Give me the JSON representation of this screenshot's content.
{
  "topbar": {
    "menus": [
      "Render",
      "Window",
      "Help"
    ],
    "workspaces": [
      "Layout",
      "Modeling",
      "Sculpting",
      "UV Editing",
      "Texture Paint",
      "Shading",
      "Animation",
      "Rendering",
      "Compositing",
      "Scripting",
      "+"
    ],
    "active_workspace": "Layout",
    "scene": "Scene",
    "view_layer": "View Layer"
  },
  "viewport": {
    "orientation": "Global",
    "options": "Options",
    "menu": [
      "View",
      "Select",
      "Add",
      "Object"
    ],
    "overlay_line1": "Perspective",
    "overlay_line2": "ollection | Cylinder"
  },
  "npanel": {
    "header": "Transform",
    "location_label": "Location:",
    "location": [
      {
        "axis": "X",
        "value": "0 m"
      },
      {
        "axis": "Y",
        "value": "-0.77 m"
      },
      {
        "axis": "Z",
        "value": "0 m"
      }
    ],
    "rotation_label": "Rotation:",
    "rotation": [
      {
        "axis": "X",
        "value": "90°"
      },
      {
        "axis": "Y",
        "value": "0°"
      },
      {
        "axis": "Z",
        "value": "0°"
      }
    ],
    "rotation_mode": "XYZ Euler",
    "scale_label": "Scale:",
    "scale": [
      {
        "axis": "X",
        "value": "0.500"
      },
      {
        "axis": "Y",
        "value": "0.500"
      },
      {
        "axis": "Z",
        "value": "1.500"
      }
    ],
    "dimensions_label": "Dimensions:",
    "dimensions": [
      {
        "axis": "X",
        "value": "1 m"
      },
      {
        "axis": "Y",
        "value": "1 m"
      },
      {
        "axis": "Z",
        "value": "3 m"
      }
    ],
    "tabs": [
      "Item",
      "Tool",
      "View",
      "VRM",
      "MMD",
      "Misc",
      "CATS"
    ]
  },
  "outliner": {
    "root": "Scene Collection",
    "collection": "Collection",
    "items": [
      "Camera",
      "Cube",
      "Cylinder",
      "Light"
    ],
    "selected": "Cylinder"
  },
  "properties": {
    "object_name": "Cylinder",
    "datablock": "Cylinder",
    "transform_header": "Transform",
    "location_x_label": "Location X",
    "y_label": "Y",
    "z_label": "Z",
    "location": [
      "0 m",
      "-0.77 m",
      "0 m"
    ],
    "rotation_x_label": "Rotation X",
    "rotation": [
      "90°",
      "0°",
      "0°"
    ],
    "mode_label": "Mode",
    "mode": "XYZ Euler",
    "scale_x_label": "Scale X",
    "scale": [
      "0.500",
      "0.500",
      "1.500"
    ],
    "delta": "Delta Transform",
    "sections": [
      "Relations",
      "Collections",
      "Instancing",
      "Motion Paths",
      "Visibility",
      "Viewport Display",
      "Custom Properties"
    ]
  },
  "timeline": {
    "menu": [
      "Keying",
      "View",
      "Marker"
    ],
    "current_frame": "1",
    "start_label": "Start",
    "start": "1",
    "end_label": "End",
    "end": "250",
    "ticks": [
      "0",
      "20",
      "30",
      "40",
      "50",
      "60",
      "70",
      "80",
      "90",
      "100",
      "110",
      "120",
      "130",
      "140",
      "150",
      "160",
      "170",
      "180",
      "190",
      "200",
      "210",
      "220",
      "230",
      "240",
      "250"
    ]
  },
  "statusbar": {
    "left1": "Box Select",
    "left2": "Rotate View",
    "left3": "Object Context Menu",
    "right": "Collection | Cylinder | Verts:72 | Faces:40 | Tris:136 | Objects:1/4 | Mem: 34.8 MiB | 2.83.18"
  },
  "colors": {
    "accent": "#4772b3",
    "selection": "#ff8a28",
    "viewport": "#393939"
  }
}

====================

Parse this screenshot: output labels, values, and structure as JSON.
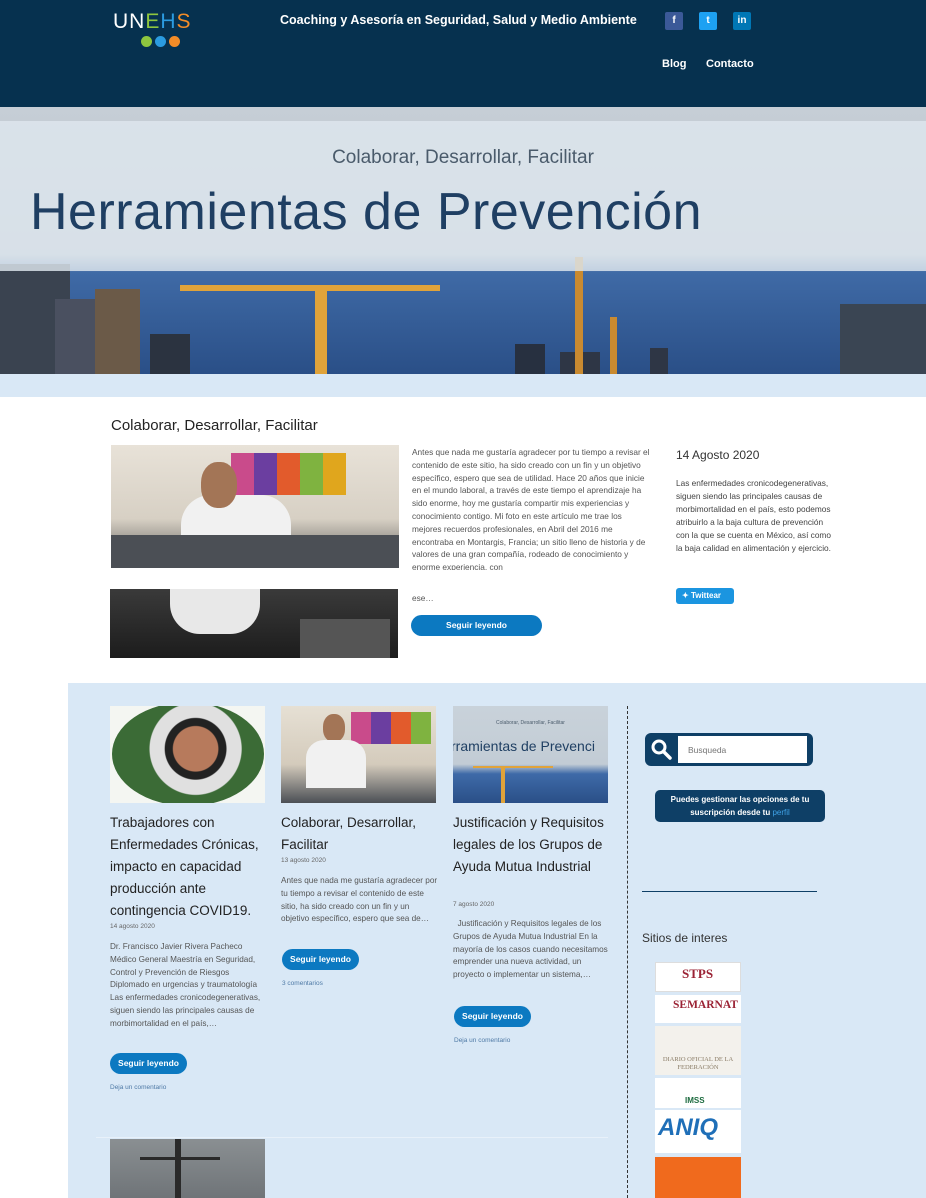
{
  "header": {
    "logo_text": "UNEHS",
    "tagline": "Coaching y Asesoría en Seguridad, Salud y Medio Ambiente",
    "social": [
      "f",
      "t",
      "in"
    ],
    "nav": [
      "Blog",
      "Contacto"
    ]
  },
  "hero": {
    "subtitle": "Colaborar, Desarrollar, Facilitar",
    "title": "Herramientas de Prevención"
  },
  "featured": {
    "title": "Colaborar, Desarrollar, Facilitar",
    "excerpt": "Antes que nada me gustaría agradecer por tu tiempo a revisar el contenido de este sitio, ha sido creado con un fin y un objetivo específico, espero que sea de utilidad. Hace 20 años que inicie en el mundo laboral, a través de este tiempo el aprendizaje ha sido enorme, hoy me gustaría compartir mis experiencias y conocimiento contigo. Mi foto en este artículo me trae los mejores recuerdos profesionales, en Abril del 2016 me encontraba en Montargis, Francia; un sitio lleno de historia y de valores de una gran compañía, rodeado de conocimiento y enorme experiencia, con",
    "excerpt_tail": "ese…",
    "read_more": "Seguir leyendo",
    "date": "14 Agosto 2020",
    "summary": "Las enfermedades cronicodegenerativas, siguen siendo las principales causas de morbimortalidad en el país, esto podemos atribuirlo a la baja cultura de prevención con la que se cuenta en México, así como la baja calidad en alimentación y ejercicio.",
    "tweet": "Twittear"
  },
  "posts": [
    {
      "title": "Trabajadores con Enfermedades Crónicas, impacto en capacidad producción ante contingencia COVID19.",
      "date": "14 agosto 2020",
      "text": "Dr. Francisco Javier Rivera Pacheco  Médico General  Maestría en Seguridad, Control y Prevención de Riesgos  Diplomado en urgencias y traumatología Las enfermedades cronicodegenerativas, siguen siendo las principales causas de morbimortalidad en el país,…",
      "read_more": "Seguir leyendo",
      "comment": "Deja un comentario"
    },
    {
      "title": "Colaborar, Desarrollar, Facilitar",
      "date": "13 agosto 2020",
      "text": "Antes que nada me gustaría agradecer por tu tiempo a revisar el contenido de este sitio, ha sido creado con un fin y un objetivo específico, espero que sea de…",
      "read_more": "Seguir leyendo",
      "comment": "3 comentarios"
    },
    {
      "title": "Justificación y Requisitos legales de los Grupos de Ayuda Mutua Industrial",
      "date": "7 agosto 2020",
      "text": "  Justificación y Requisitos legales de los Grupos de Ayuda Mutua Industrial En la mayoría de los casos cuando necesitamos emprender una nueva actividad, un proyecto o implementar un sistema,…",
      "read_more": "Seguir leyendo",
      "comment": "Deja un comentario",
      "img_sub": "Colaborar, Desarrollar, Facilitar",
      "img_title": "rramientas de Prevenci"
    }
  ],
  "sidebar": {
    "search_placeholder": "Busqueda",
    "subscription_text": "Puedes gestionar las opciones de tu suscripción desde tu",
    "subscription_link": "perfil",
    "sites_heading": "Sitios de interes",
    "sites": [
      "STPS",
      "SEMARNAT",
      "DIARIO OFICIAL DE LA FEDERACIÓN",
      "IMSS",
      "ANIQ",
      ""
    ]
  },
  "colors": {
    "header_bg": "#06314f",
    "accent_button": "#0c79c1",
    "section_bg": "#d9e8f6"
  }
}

====================

Exercise task. Using the listing above, gather each line that holds the string "Euler" and copy it.

Answer for this exercise.
    "rotation_mode": "XYZ Euler",
    "mode": "XYZ Euler",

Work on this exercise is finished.